→ Exercise
Copy each line that contains the word "label".

====== Dataset extract ======

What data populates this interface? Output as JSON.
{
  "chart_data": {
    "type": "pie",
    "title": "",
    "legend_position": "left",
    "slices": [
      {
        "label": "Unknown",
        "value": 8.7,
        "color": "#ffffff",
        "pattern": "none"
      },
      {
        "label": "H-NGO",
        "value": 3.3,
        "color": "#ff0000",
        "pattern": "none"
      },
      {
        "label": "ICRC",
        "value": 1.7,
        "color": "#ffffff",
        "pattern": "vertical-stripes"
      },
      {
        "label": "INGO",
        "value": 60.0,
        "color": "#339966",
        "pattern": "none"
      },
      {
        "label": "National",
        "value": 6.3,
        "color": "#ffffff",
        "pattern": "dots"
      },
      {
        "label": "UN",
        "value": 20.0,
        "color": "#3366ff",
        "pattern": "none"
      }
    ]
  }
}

======

→ Written response
        "label": "Unknown",
        "label": "H-NGO",
        "label": "ICRC",
        "label": "INGO",
        "label": "National",
        "label": "UN",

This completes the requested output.